-- Listing start --

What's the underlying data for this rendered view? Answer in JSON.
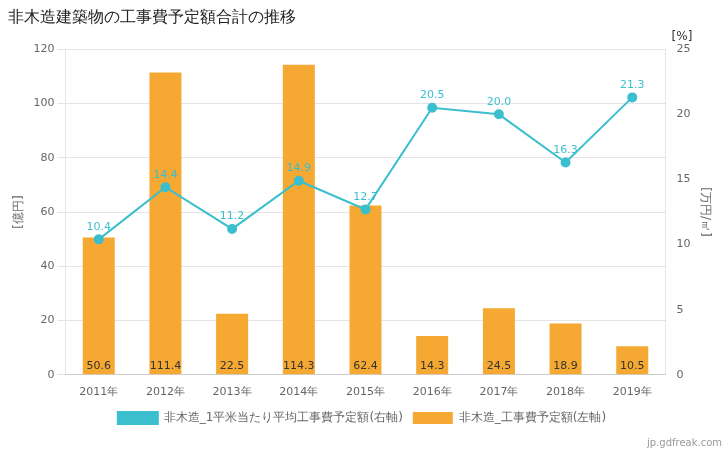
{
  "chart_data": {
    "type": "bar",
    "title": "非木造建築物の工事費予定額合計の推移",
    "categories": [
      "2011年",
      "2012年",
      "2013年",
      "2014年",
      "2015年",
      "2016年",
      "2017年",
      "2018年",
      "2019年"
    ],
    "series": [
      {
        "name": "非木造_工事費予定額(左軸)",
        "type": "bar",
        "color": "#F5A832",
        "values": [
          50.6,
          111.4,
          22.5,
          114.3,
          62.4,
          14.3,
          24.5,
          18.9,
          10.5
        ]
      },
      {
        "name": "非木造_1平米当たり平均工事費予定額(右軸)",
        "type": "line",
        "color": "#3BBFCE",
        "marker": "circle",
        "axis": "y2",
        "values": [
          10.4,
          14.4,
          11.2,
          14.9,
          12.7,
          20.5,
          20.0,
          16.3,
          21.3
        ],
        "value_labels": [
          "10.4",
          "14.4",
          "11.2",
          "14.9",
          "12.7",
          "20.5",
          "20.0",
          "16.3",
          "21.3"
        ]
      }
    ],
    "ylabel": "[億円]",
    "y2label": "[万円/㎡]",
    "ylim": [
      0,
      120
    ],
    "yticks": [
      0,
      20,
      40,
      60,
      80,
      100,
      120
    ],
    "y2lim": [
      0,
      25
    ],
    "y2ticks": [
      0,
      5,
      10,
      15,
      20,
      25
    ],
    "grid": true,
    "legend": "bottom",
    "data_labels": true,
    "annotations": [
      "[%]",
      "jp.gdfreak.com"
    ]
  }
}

-- Listing end --
-- Listing start --

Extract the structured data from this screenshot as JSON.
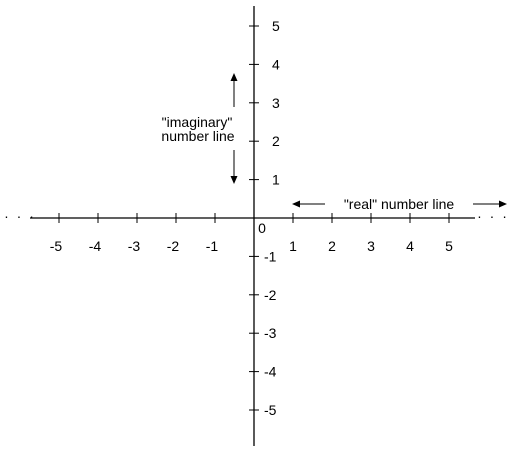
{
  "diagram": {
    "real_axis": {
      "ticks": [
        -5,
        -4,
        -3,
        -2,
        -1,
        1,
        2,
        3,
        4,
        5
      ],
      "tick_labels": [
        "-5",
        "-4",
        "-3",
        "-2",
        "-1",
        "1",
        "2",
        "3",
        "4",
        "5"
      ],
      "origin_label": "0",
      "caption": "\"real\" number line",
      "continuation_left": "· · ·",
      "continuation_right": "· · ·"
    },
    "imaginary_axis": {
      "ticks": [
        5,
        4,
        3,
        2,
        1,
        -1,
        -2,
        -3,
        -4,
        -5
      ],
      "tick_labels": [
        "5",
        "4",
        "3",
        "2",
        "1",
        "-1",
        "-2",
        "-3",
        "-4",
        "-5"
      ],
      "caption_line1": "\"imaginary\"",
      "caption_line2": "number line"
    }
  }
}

-- Listing end --

**Stated exercise**
Determine how many lines of the listing hold the word "JSON" and reply with that figure alone.

**Solution to this exercise**
2